GIVEN INSTRUCTION -> Tally up how many lines in the listing below contain the string "애니메이션", and give only the total.

EXTRACTED MATERIAL ->
-- START --

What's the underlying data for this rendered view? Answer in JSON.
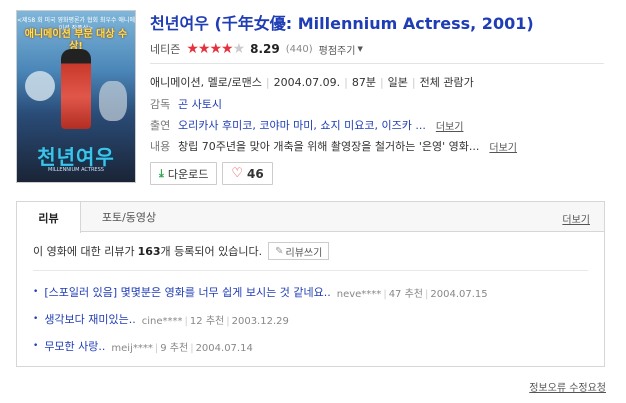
{
  "movie": {
    "title": "천년여우 (千年女優: Millennium Actress, 2001)",
    "poster": {
      "top_text": "<제58 회 미국 영화평론가 협회 최우수 애니메이션 작품상>",
      "headline": "애니메이션 부문 대상 수상!",
      "title_text": "천년여우",
      "subtitle": "MILLENNIUM ACTRESS"
    },
    "netizen_label": "네티즌",
    "stars_on": "★★★★",
    "stars_off": "★",
    "score": "8.29",
    "vote_count": "(440)",
    "rate_label": "평점주기",
    "genre": "애니메이션, 멜로/로맨스",
    "release_date": "2004.07.09.",
    "runtime": "87분",
    "country": "일본",
    "audience_rating": "전체 관람가",
    "director_label": "감독",
    "director": "곤 사토시",
    "cast_label": "출연",
    "cast": "오리카사 후미코, 코야마 마미, 쇼지 미요코, 이즈카 ...",
    "cast_more": "더보기",
    "plot_label": "내용",
    "plot": "창립 70주년을 맞아 개축을 위해 촬영장을 철거하는 '은영' 영화...",
    "plot_more": "더보기",
    "download_label": "다운로드",
    "like_count": "46"
  },
  "reviews": {
    "tabs": [
      "리뷰",
      "포토/동영상"
    ],
    "more_label": "더보기",
    "summary_prefix": "이 영화에 대한 리뷰가",
    "summary_count": "163",
    "summary_suffix": "개 등록되어 있습니다.",
    "write_label": "리뷰쓰기",
    "items": [
      {
        "text": "[스포일러 있음] 몇몇분은 영화를 너무 쉽게 보시는 것 같네요..",
        "author": "neve****",
        "recommend": "47 추천",
        "date": "2004.07.15"
      },
      {
        "text": "생각보다 재미있는..",
        "author": "cine****",
        "recommend": "12 추천",
        "date": "2003.12.29"
      },
      {
        "text": "무모한 사랑..",
        "author": "meij****",
        "recommend": "9 추천",
        "date": "2004.07.14"
      }
    ]
  },
  "footer": {
    "report_label": "정보오류 수정요청"
  }
}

-- END --

RESPONSE FOR THIS EXERCISE -> 3